• Job: Render every line of the entries below as a Markdown table with two columns, Row for the row number and Line for the line itself, skipping blank lines. Leave the pictures out of the answer.

[Entries provided start]

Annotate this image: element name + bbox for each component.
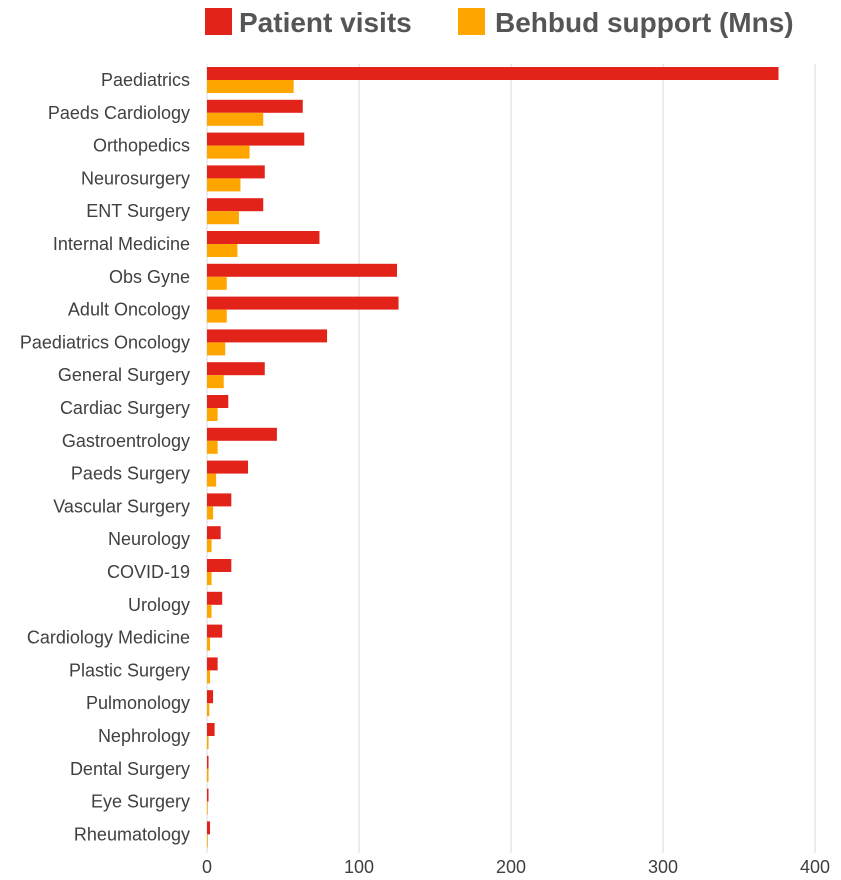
bar-patient-visits <box>207 165 265 179</box>
bar-behbud-support <box>207 506 214 520</box>
bar-patient-visits <box>207 788 209 802</box>
bar-behbud-support <box>207 112 264 126</box>
bar-behbud-support <box>207 801 208 815</box>
category-label: Paediatrics <box>101 70 190 90</box>
bar-behbud-support <box>207 440 218 454</box>
gridlines <box>206 64 816 853</box>
bar-behbud-support <box>207 604 212 618</box>
x-tick-label: 300 <box>648 857 678 877</box>
bar-patient-visits <box>207 460 249 474</box>
bar-behbud-support <box>207 375 224 389</box>
bar-behbud-support <box>207 80 294 93</box>
x-tick-label: 100 <box>344 857 374 877</box>
x-tick-label: 400 <box>800 857 830 877</box>
bar-behbud-support <box>207 768 209 782</box>
category-label: COVID-19 <box>107 562 190 582</box>
legend-label-behbud-support: Behbud support (Mns) <box>495 7 794 38</box>
category-label: Orthopedics <box>93 136 190 156</box>
category-label: Eye Surgery <box>91 792 190 812</box>
bar-patient-visits <box>207 67 779 80</box>
category-label: Neurology <box>108 529 190 549</box>
bar-patient-visits <box>207 362 265 376</box>
bar-patient-visits <box>207 690 214 704</box>
x-tick-label: 0 <box>202 857 212 877</box>
bar-behbud-support <box>207 244 238 257</box>
category-label: Dental Surgery <box>70 759 190 779</box>
category-label: Paeds Cardiology <box>48 103 190 123</box>
bar-patient-visits <box>207 329 328 343</box>
bars <box>207 67 779 848</box>
x-tick-label: 200 <box>496 857 526 877</box>
bar-patient-visits <box>207 559 232 572</box>
category-label: Rheumatology <box>74 824 190 844</box>
legend-swatch-patient-visits <box>205 8 232 35</box>
bar-behbud-support <box>207 178 241 192</box>
bar-behbud-support <box>207 145 250 159</box>
bar-behbud-support <box>207 637 211 651</box>
bar-patient-visits <box>207 624 223 638</box>
bar-patient-visits <box>207 723 215 736</box>
bar-behbud-support <box>207 342 226 356</box>
bar-behbud-support <box>207 736 209 749</box>
category-label: Paediatrics Oncology <box>20 332 190 352</box>
category-label: Obs Gyne <box>109 267 190 287</box>
category-label: Neurosurgery <box>81 168 190 188</box>
bar-patient-visits <box>207 395 229 408</box>
bar-behbud-support <box>207 309 227 323</box>
bar-patient-visits <box>207 296 399 310</box>
bar-behbud-support <box>207 572 212 585</box>
category-label: Gastroentrology <box>62 431 190 451</box>
category-label: Vascular Surgery <box>53 496 190 516</box>
category-label: Pulmonology <box>86 693 190 713</box>
category-label: Cardiac Surgery <box>60 398 190 418</box>
legend: Patient visits Behbud support (Mns) <box>205 7 794 38</box>
bar-behbud-support <box>207 473 217 487</box>
category-label: Nephrology <box>98 726 190 746</box>
bar-patient-visits <box>207 591 223 605</box>
bar-behbud-support <box>207 539 212 553</box>
bar-patient-visits <box>207 132 305 146</box>
bar-behbud-support <box>207 703 210 717</box>
category-label: Internal Medicine <box>53 234 190 254</box>
category-labels: Paediatrics Paeds Cardiology Orthopedics Ne… <box>20 70 190 844</box>
bar-patient-visits <box>207 198 264 212</box>
bar-behbud-support <box>207 408 218 421</box>
bar-patient-visits <box>207 526 221 540</box>
legend-swatch-behbud-support <box>458 8 485 35</box>
bar-behbud-support <box>207 211 239 225</box>
bar-patient-visits <box>207 821 211 835</box>
bar-patient-visits <box>207 231 320 244</box>
bar-patient-visits <box>207 657 218 671</box>
bar-patient-visits <box>207 263 397 277</box>
x-axis-tick-labels: 0 100 200 300 400 <box>202 857 830 877</box>
category-label: General Surgery <box>58 365 190 385</box>
category-label: Adult Oncology <box>68 300 190 320</box>
category-label: Cardiology Medicine <box>27 628 190 648</box>
bar-behbud-support <box>207 834 208 848</box>
category-label: ENT Surgery <box>86 201 190 221</box>
bar-patient-visits <box>207 427 277 441</box>
bar-behbud-support <box>207 276 227 290</box>
legend-label-patient-visits: Patient visits <box>239 7 412 38</box>
bar-behbud-support <box>207 670 211 684</box>
bar-patient-visits <box>207 493 232 507</box>
bar-patient-visits <box>207 755 209 769</box>
category-label: Paeds Surgery <box>71 464 190 484</box>
category-label: Plastic Surgery <box>69 660 190 680</box>
bar-patient-visits <box>207 99 303 113</box>
category-label: Urology <box>128 595 190 615</box>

[Entries provided end]

• Solution to this problem:
| Row | Line |
|---|---|
| 1 | Annotate this image: element name + bbox for each component. |
| 2 | bar-patient-visits <box>207 165 265 179</box> |
| 3 | bar-behbud-support <box>207 506 214 520</box> |
| 4 | bar-patient-visits <box>207 788 209 802</box> |
| 5 | bar-behbud-support <box>207 112 264 126</box> |
| 6 | bar-behbud-support <box>207 801 208 815</box> |
| 7 | category-label: Paediatrics <box>101 70 190 90</box> |
| 8 | bar-behbud-support <box>207 440 218 454</box> |
| 9 | gridlines <box>206 64 816 853</box> |
| 10 | bar-behbud-support <box>207 604 212 618</box> |
| 11 | x-tick-label: 300 <box>648 857 678 877</box> |
| 12 | bar-patient-visits <box>207 460 249 474</box> |
| 13 | bar-behbud-support <box>207 375 224 389</box> |
| 14 | bar-behbud-support <box>207 80 294 93</box> |
| 15 | x-tick-label: 100 <box>344 857 374 877</box> |
| 16 | x-tick-label: 400 <box>800 857 830 877</box> |
| 17 | bar-behbud-support <box>207 768 209 782</box> |
| 18 | category-label: COVID-19 <box>107 562 190 582</box> |
| 19 | legend-label-behbud-support: Behbud support (Mns) <box>495 7 794 38</box> |
| 20 | category-label: Orthopedics <box>93 136 190 156</box> |
| 21 | category-label: Eye Surgery <box>91 792 190 812</box> |
| 22 | bar-patient-visits <box>207 67 779 80</box> |
| 23 | category-label: Neurology <box>108 529 190 549</box> |
| 24 | bar-patient-visits <box>207 362 265 376</box> |
| 25 | bar-patient-visits <box>207 690 214 704</box> |
| 26 | x-tick-label: 0 <box>202 857 212 877</box> |
| 27 | bar-behbud-support <box>207 244 238 257</box> |
| 28 | category-label: Dental Surgery <box>70 759 190 779</box> |
| 29 | category-label: Paeds Cardiology <box>48 103 190 123</box> |
| 30 | bar-patient-visits <box>207 329 328 343</box> |
| 31 | bars <box>207 67 779 848</box> |
| 32 | x-tick-label: 200 <box>496 857 526 877</box> |
| 33 | bar-patient-visits <box>207 559 232 572</box> |
| 34 | category-label: Rheumatology <box>74 824 190 844</box> |
| 35 | legend-swatch-patient-visits <box>205 8 232 35</box> |
| 36 | bar-behbud-support <box>207 178 241 192</box> |
| 37 | bar-behbud-support <box>207 145 250 159</box> |
| 38 | bar-behbud-support <box>207 637 211 651</box> |
| 39 | bar-patient-visits <box>207 624 223 638</box> |
| 40 | bar-patient-visits <box>207 723 215 736</box> |
| 41 | bar-behbud-support <box>207 342 226 356</box> |
| 42 | bar-behbud-support <box>207 736 209 749</box> |
| 43 | category-label: Paediatrics Oncology <box>20 332 190 352</box> |
| 44 | category-label: Obs Gyne <box>109 267 190 287</box> |
| 45 | category-label: Neurosurgery <box>81 168 190 188</box> |
| 46 | bar-patient-visits <box>207 395 229 408</box> |
| 47 | bar-behbud-support <box>207 309 227 323</box> |
| 48 | bar-patient-visits <box>207 296 399 310</box> |
| 49 | bar-behbud-support <box>207 572 212 585</box> |
| 50 | category-label: Gastroentrology <box>62 431 190 451</box> |
| 51 | category-label: Vascular Surgery <box>53 496 190 516</box> |
| 52 | category-label: Pulmonology <box>86 693 190 713</box> |
| 53 | category-label: Cardiac Surgery <box>60 398 190 418</box> |
| 54 | legend: Patient visits Behbud support (Mns) <box>205 7 794 38</box> |
| 55 | bar-behbud-support <box>207 473 217 487</box> |
| 56 | category-label: Nephrology <box>98 726 190 746</box> |
| 57 | bar-patient-visits <box>207 591 223 605</box> |
| 58 | bar-behbud-support <box>207 539 212 553</box> |
| 59 | bar-patient-visits <box>207 132 305 146</box> |
| 60 | bar-behbud-support <box>207 703 210 717</box> |
| 61 | category-label: Internal Medicine <box>53 234 190 254</box> |
| 62 | category-labels: Paediatrics Paeds Cardiology Orthopedics Ne… <box>20 70 190 844</box> |
| 63 | bar-patient-visits <box>207 198 264 212</box> |
| 64 | bar-behbud-support <box>207 408 218 421</box> |
| 65 | bar-patient-visits <box>207 526 221 540</box> |
| 66 | legend-swatch-behbud-support <box>458 8 485 35</box> |
| 67 | bar-behbud-support <box>207 211 239 225</box> |
| 68 | bar-patient-visits <box>207 821 211 835</box> |
| 69 | bar-patient-visits <box>207 231 320 244</box> |
| 70 | bar-patient-visits <box>207 657 218 671</box> |
| 71 | bar-patient-visits <box>207 263 397 277</box> |
| 72 | x-axis-tick-labels: 0 100 200 300 400 <box>202 857 830 877</box> |
| 73 | category-label: General Surgery <box>58 365 190 385</box> |
| 74 | category-label: Adult Oncology <box>68 300 190 320</box> |
| 75 | category-label: Cardiology Medicine <box>27 628 190 648</box> |
| 76 | bar-behbud-support <box>207 834 208 848</box> |
| 77 | category-label: ENT Surgery <box>86 201 190 221</box> |
| 78 | bar-patient-visits <box>207 427 277 441</box> |
| 79 | bar-behbud-support <box>207 276 227 290</box> |
| 80 | legend-label-patient-visits: Patient visits <box>239 7 412 38</box> |
| 81 | bar-behbud-support <box>207 670 211 684</box> |
| 82 | bar-patient-visits <box>207 493 232 507</box> |
| 83 | bar-patient-visits <box>207 755 209 769</box> |
| 84 | category-label: Paeds Surgery <box>71 464 190 484</box> |
| 85 | category-label: Plastic Surgery <box>69 660 190 680</box> |
| 86 | bar-patient-visits <box>207 99 303 113</box> |
| 87 | category-label: Urology <box>128 595 190 615</box> |